→ WHAT YOU ARE ASKED TO DO
Take the records underneath and set them down exactly.
start
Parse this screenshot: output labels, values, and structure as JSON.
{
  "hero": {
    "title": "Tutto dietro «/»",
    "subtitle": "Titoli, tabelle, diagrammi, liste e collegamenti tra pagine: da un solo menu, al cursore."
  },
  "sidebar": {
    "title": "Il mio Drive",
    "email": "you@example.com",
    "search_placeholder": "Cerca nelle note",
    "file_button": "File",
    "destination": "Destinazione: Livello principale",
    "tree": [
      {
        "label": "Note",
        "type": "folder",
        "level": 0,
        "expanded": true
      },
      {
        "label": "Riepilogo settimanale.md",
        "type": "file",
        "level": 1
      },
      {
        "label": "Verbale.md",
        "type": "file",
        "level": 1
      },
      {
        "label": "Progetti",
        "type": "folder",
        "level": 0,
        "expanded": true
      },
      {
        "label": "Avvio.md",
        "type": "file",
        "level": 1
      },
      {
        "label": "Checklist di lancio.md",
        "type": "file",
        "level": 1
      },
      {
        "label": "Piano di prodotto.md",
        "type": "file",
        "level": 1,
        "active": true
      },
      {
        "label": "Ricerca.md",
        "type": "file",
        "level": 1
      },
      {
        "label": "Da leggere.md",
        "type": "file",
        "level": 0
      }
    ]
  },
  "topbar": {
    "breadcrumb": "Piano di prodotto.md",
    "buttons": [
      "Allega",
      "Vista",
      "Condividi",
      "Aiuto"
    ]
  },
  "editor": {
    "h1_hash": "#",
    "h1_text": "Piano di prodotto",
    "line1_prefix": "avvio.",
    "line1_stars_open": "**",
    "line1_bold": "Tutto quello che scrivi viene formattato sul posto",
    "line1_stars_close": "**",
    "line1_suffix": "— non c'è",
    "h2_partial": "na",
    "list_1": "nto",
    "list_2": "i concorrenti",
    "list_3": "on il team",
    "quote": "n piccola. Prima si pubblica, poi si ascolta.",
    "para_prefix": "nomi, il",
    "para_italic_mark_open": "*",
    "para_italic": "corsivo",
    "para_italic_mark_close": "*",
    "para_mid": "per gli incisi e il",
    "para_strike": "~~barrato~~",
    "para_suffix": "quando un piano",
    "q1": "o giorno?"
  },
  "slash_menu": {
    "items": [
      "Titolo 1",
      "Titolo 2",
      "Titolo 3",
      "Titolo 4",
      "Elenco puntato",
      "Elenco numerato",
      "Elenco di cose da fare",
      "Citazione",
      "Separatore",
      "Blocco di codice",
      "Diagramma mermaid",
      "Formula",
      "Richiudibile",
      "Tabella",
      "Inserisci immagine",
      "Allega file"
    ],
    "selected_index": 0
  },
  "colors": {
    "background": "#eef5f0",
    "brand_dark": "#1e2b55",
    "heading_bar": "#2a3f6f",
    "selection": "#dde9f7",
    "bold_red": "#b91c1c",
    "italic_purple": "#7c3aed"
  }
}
end
→ FINAL RESULT
Parse this screenshot: output labels, values, and structure as JSON.
{
  "hero": {
    "title": "Tutto dietro «/»",
    "subtitle": "Titoli, tabelle, diagrammi, liste e collegamenti tra pagine: da un solo menu, al cursore."
  },
  "sidebar": {
    "title": "Il mio Drive",
    "email": "you@example.com",
    "search_placeholder": "Cerca nelle note",
    "file_button": "File",
    "destination": "Destinazione: Livello principale",
    "tree": [
      {
        "label": "Note",
        "type": "folder",
        "level": 0,
        "expanded": true
      },
      {
        "label": "Riepilogo settimanale.md",
        "type": "file",
        "level": 1
      },
      {
        "label": "Verbale.md",
        "type": "file",
        "level": 1
      },
      {
        "label": "Progetti",
        "type": "folder",
        "level": 0,
        "expanded": true
      },
      {
        "label": "Avvio.md",
        "type": "file",
        "level": 1
      },
      {
        "label": "Checklist di lancio.md",
        "type": "file",
        "level": 1
      },
      {
        "label": "Piano di prodotto.md",
        "type": "file",
        "level": 1,
        "active": true
      },
      {
        "label": "Ricerca.md",
        "type": "file",
        "level": 1
      },
      {
        "label": "Da leggere.md",
        "type": "file",
        "level": 0
      }
    ]
  },
  "topbar": {
    "breadcrumb": "Piano di prodotto.md",
    "buttons": [
      "Allega",
      "Vista",
      "Condividi",
      "Aiuto"
    ]
  },
  "editor": {
    "h1_hash": "#",
    "h1_text": "Piano di prodotto",
    "line1_prefix": "avvio.",
    "line1_stars_open": "**",
    "line1_bold": "Tutto quello che scrivi viene formattato sul posto",
    "line1_stars_close": "**",
    "line1_suffix": "— non c'è",
    "h2_partial": "na",
    "list_1": "nto",
    "list_2": "i concorrenti",
    "list_3": "on il team",
    "quote": "n piccola. Prima si pubblica, poi si ascolta.",
    "para_prefix": "nomi, il",
    "para_italic_mark_open": "*",
    "para_italic": "corsivo",
    "para_italic_mark_close": "*",
    "para_mid": "per gli incisi e il",
    "para_strike": "~~barrato~~",
    "para_suffix": "quando un piano",
    "q1": "o giorno?"
  },
  "slash_menu": {
    "items": [
      "Titolo 1",
      "Titolo 2",
      "Titolo 3",
      "Titolo 4",
      "Elenco puntato",
      "Elenco numerato",
      "Elenco di cose da fare",
      "Citazione",
      "Separatore",
      "Blocco di codice",
      "Diagramma mermaid",
      "Formula",
      "Richiudibile",
      "Tabella",
      "Inserisci immagine",
      "Allega file"
    ],
    "selected_index": 0
  },
  "colors": {
    "background": "#eef5f0",
    "brand_dark": "#1e2b55",
    "heading_bar": "#2a3f6f",
    "selection": "#dde9f7",
    "bold_red": "#b91c1c",
    "italic_purple": "#7c3aed"
  }
}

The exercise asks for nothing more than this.